* _Given problem_: Transcribe the listing in full, excluding any pictures.

* _Raw data_:
------------------------

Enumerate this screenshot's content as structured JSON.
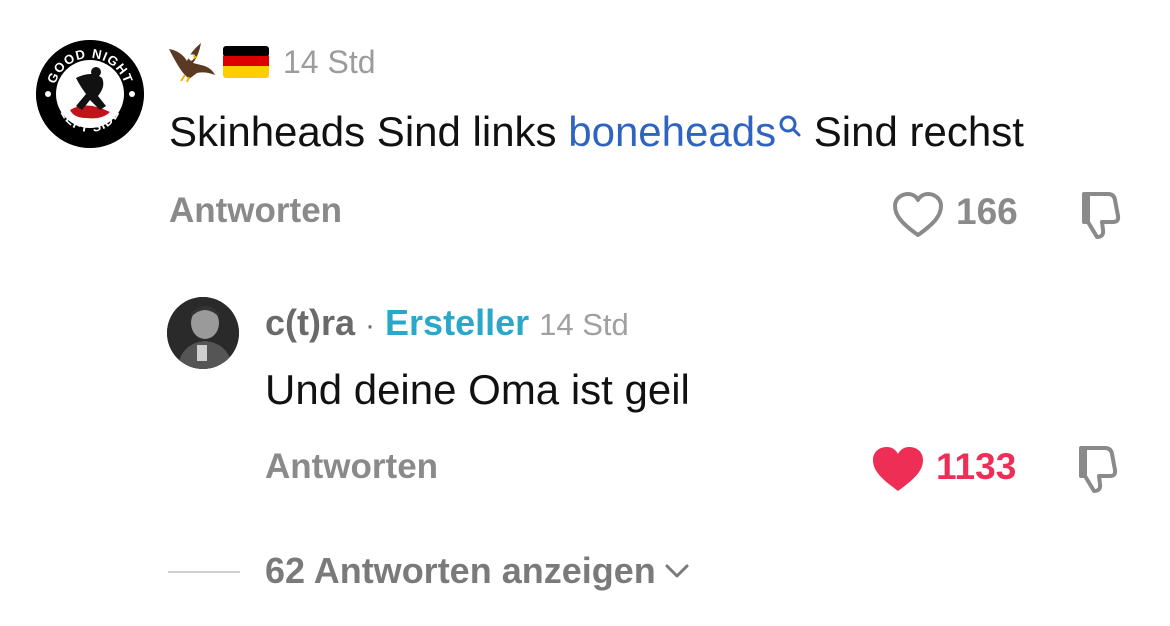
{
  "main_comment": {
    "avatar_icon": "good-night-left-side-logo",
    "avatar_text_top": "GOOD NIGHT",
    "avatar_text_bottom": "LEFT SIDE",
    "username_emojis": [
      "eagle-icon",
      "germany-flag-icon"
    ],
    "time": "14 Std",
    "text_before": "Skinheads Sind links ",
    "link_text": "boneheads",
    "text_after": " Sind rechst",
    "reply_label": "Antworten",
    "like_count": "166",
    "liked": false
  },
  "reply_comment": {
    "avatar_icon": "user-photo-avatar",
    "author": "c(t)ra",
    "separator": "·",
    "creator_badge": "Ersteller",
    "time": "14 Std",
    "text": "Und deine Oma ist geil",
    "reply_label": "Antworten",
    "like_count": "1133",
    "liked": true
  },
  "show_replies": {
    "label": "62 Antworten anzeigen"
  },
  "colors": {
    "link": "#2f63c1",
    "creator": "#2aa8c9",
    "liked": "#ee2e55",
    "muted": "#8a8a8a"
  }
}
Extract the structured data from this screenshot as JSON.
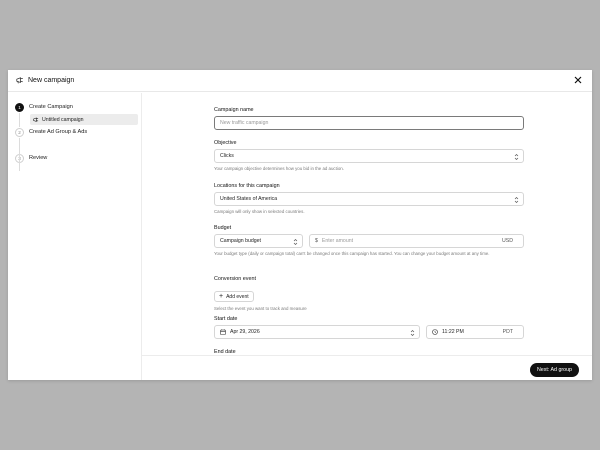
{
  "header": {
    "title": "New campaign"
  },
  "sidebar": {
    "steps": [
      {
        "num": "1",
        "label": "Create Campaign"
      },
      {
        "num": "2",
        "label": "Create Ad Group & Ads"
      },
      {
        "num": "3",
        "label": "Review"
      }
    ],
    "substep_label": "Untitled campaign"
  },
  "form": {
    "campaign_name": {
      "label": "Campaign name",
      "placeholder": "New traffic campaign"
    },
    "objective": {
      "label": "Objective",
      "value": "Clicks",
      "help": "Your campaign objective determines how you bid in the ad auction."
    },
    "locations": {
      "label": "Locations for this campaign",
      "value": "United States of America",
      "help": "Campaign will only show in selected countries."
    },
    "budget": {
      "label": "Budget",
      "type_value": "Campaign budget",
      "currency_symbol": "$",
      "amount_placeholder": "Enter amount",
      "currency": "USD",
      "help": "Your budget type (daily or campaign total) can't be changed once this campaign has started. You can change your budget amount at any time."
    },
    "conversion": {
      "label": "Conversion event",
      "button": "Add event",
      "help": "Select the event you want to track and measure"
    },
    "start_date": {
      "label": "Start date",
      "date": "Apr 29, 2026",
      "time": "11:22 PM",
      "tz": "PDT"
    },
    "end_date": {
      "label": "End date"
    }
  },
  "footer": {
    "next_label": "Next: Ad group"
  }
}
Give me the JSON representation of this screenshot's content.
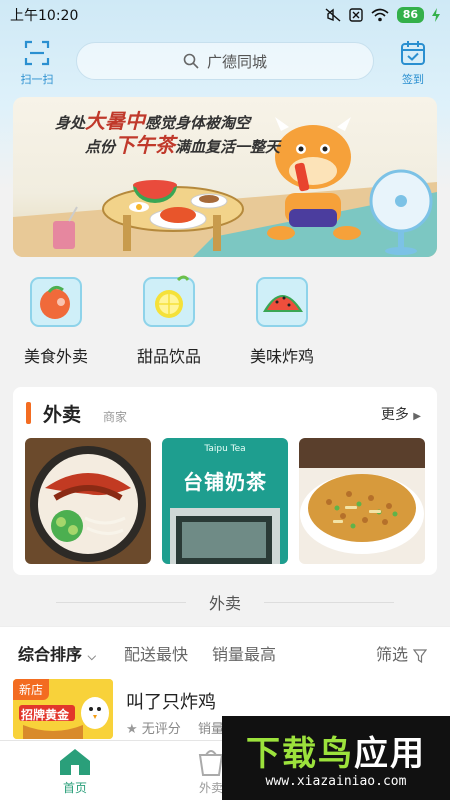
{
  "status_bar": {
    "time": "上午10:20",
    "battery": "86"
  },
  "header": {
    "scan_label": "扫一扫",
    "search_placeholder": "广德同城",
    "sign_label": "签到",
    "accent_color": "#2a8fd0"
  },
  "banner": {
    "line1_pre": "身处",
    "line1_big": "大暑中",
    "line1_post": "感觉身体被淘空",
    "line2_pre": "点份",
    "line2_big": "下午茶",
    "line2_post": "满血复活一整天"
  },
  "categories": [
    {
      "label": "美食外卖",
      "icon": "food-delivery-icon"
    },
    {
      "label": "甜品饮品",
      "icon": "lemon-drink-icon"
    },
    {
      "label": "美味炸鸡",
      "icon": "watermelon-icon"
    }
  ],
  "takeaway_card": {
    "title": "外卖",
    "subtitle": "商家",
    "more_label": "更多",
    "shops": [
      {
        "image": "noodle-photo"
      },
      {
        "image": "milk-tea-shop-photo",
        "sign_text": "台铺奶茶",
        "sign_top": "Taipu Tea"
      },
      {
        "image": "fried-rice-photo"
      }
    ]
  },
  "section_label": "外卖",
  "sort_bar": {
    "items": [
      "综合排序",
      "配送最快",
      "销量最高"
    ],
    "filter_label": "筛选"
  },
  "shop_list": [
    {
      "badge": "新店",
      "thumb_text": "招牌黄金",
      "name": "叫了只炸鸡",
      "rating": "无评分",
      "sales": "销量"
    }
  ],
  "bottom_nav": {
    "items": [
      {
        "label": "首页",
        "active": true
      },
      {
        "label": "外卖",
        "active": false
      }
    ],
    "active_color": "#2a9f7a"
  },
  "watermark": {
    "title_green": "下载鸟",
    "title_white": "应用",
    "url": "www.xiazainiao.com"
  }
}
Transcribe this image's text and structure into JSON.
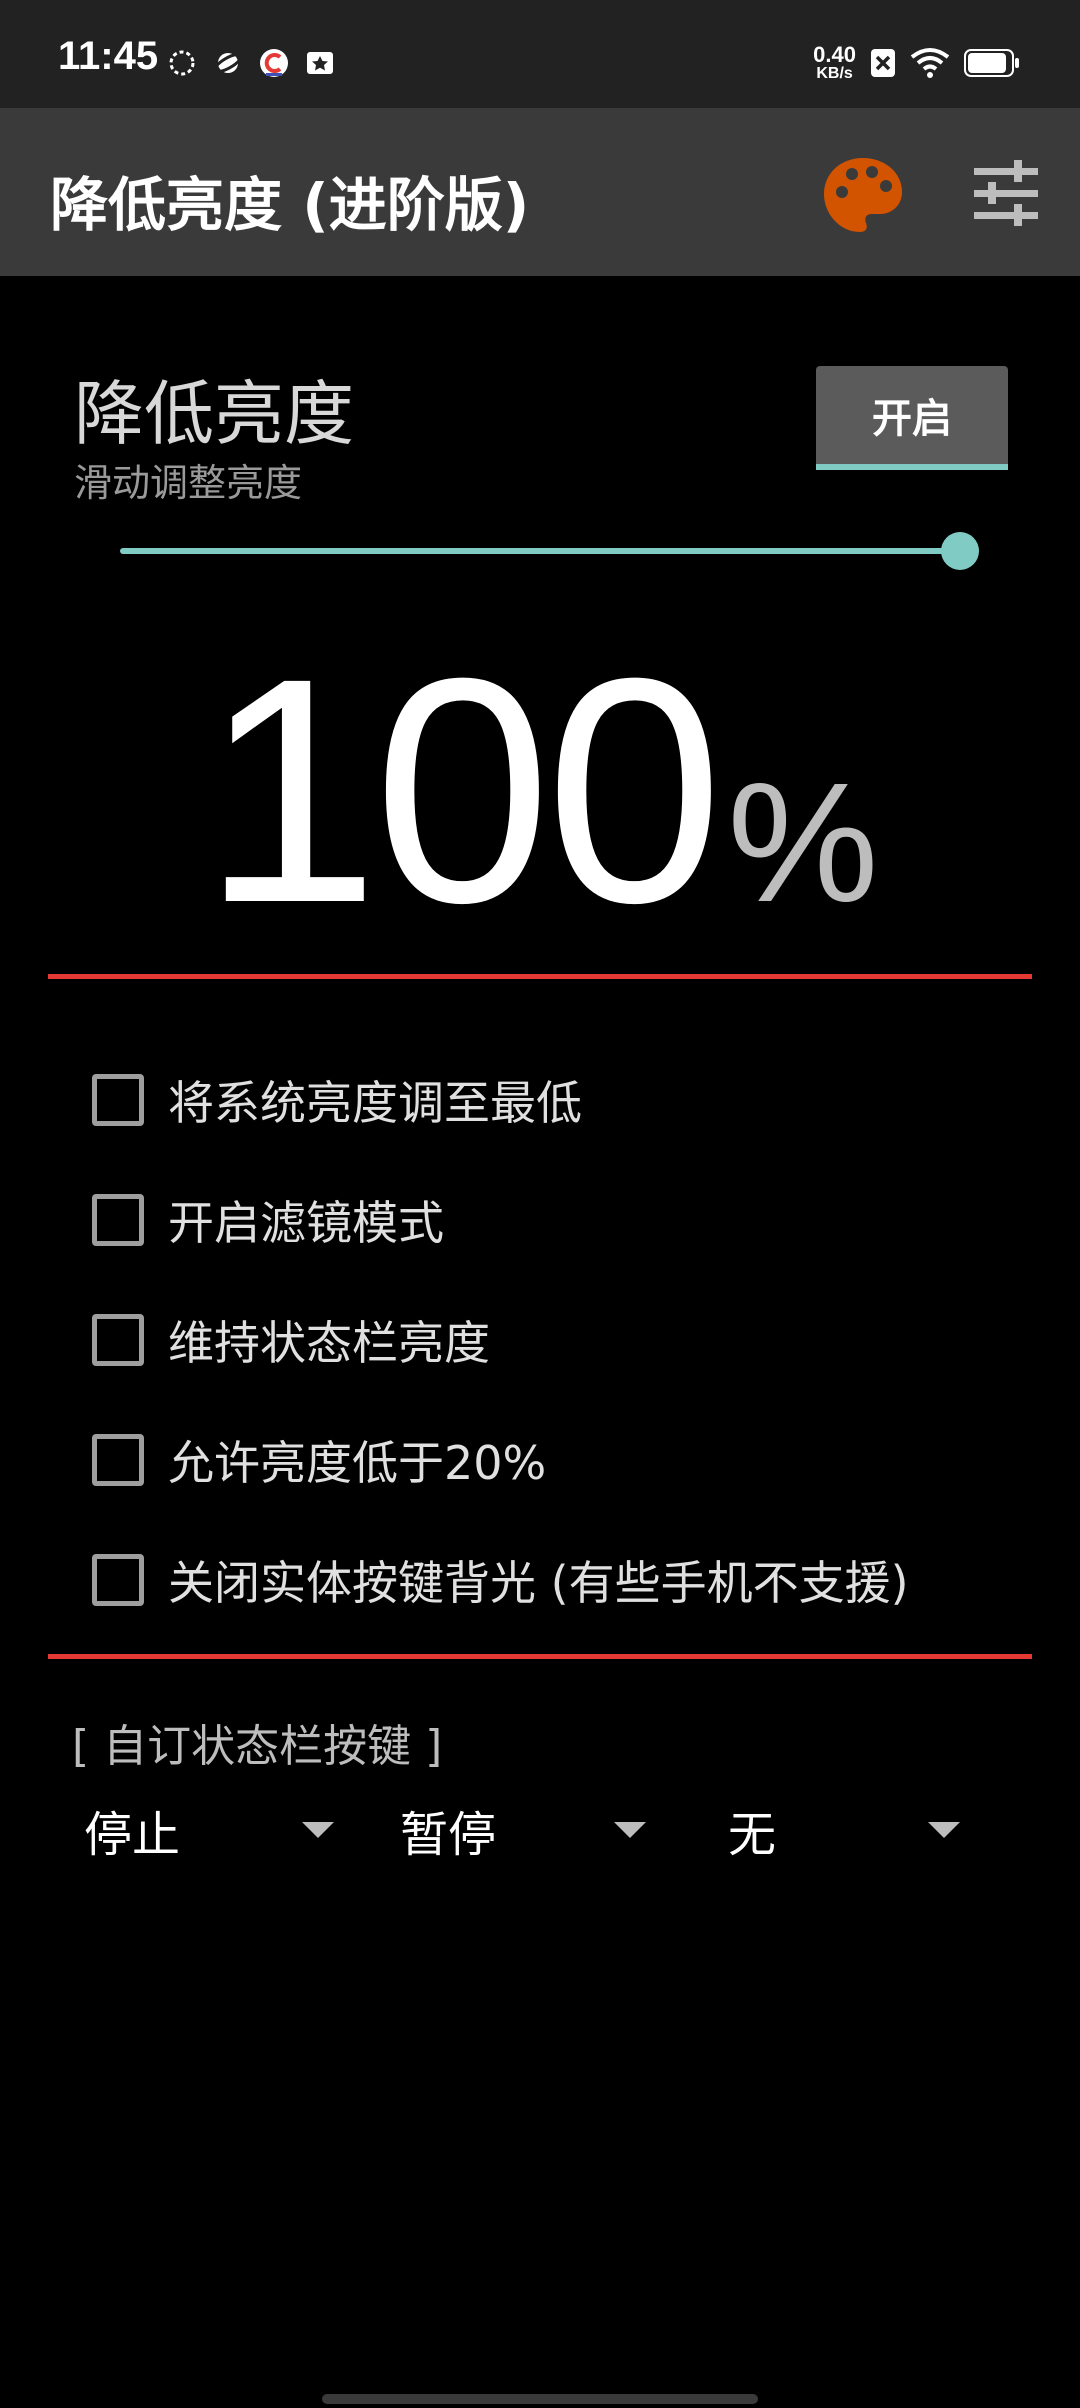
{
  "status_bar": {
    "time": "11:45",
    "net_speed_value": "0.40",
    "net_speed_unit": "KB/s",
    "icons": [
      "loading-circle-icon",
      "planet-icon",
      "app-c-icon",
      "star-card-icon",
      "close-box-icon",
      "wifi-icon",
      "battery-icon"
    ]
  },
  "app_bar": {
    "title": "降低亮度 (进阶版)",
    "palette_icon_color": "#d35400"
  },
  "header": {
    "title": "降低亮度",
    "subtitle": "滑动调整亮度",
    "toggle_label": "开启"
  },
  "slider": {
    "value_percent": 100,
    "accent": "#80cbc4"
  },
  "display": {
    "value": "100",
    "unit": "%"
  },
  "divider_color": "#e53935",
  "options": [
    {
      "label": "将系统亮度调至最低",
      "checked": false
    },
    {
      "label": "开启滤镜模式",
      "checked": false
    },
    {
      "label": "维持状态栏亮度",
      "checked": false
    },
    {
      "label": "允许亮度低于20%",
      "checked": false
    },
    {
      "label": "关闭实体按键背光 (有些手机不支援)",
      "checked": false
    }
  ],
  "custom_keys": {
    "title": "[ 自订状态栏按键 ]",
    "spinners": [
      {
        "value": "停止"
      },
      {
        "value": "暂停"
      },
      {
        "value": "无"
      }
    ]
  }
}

------------------------

* _Reply_:
Enumerate this screenshot's content as structured JSON.
{
  "main_comment": {
    "avatar_icon": "good-night-left-side-logo",
    "avatar_text_top": "GOOD NIGHT",
    "avatar_text_bottom": "LEFT SIDE",
    "username_emojis": [
      "eagle-icon",
      "germany-flag-icon"
    ],
    "time": "14 Std",
    "text_before": "Skinheads Sind links ",
    "link_text": "boneheads",
    "text_after": " Sind rechst",
    "reply_label": "Antworten",
    "like_count": "166",
    "liked": false
  },
  "reply_comment": {
    "avatar_icon": "user-photo-avatar",
    "author": "c(t)ra",
    "separator": "·",
    "creator_badge": "Ersteller",
    "time": "14 Std",
    "text": "Und deine Oma ist geil",
    "reply_label": "Antworten",
    "like_count": "1133",
    "liked": true
  },
  "show_replies": {
    "label": "62 Antworten anzeigen"
  },
  "colors": {
    "link": "#2f63c1",
    "creator": "#2aa8c9",
    "liked": "#ee2e55",
    "muted": "#8a8a8a"
  }
}
Extract the structured data from this screenshot as JSON.
{
  "header": {
    "title": "New campaign"
  },
  "sidebar": {
    "steps": [
      {
        "num": "1",
        "label": "Create Campaign"
      },
      {
        "num": "2",
        "label": "Create Ad Group & Ads"
      },
      {
        "num": "3",
        "label": "Review"
      }
    ],
    "substep_label": "Untitled campaign"
  },
  "form": {
    "campaign_name": {
      "label": "Campaign name",
      "placeholder": "New traffic campaign"
    },
    "objective": {
      "label": "Objective",
      "value": "Clicks",
      "help": "Your campaign objective determines how you bid in the ad auction."
    },
    "locations": {
      "label": "Locations for this campaign",
      "value": "United States of America",
      "help": "Campaign will only show in selected countries."
    },
    "budget": {
      "label": "Budget",
      "type_value": "Campaign budget",
      "currency_symbol": "$",
      "amount_placeholder": "Enter amount",
      "currency": "USD",
      "help": "Your budget type (daily or campaign total) can't be changed once this campaign has started. You can change your budget amount at any time."
    },
    "conversion": {
      "label": "Conversion event",
      "button": "Add event",
      "help": "Select the event you want to track and measure"
    },
    "start_date": {
      "label": "Start date",
      "date": "Apr 29, 2026",
      "time": "11:22 PM",
      "tz": "PDT"
    },
    "end_date": {
      "label": "End date"
    }
  },
  "footer": {
    "next_label": "Next: Ad group"
  }
}
Give me the JSON representation of this screenshot's content.
{
  "status_bar": {
    "time": "上午10:20",
    "battery": "86"
  },
  "header": {
    "scan_label": "扫一扫",
    "search_placeholder": "广德同城",
    "sign_label": "签到",
    "accent_color": "#2a8fd0"
  },
  "banner": {
    "line1_pre": "身处",
    "line1_big": "大暑中",
    "line1_post": "感觉身体被淘空",
    "line2_pre": "点份",
    "line2_big": "下午茶",
    "line2_post": "满血复活一整天"
  },
  "categories": [
    {
      "label": "美食外卖",
      "icon": "food-delivery-icon"
    },
    {
      "label": "甜品饮品",
      "icon": "lemon-drink-icon"
    },
    {
      "label": "美味炸鸡",
      "icon": "watermelon-icon"
    }
  ],
  "takeaway_card": {
    "title": "外卖",
    "subtitle": "商家",
    "more_label": "更多",
    "shops": [
      {
        "image": "noodle-photo"
      },
      {
        "image": "milk-tea-shop-photo",
        "sign_text": "台铺奶茶",
        "sign_top": "Taipu Tea"
      },
      {
        "image": "fried-rice-photo"
      }
    ]
  },
  "section_label": "外卖",
  "sort_bar": {
    "items": [
      "综合排序",
      "配送最快",
      "销量最高"
    ],
    "filter_label": "筛选"
  },
  "shop_list": [
    {
      "badge": "新店",
      "thumb_text": "招牌黄金",
      "name": "叫了只炸鸡",
      "rating": "无评分",
      "sales": "销量"
    }
  ],
  "bottom_nav": {
    "items": [
      {
        "label": "首页",
        "active": true
      },
      {
        "label": "外卖",
        "active": false
      }
    ],
    "active_color": "#2a9f7a"
  },
  "watermark": {
    "title_green": "下载鸟",
    "title_white": "应用",
    "url": "www.xiazainiao.com"
  }
}
Transcribe this image's text and structure into JSON.
{
  "status_bar": {
    "time": "11:45",
    "net_speed_value": "0.40",
    "net_speed_unit": "KB/s",
    "icons": [
      "loading-circle-icon",
      "planet-icon",
      "app-c-icon",
      "star-card-icon",
      "close-box-icon",
      "wifi-icon",
      "battery-icon"
    ]
  },
  "app_bar": {
    "title": "降低亮度 (进阶版)",
    "palette_icon_color": "#d35400"
  },
  "header": {
    "title": "降低亮度",
    "subtitle": "滑动调整亮度",
    "toggle_label": "开启"
  },
  "slider": {
    "value_percent": 100,
    "accent": "#80cbc4"
  },
  "display": {
    "value": "100",
    "unit": "%"
  },
  "divider_color": "#e53935",
  "options": [
    {
      "label": "将系统亮度调至最低",
      "checked": false
    },
    {
      "label": "开启滤镜模式",
      "checked": false
    },
    {
      "label": "维持状态栏亮度",
      "checked": false
    },
    {
      "label": "允许亮度低于20%",
      "checked": false
    },
    {
      "label": "关闭实体按键背光 (有些手机不支援)",
      "checked": false
    }
  ],
  "custom_keys": {
    "title": "[ 自订状态栏按键 ]",
    "spinners": [
      {
        "value": "停止"
      },
      {
        "value": "暂停"
      },
      {
        "value": "无"
      }
    ]
  }
}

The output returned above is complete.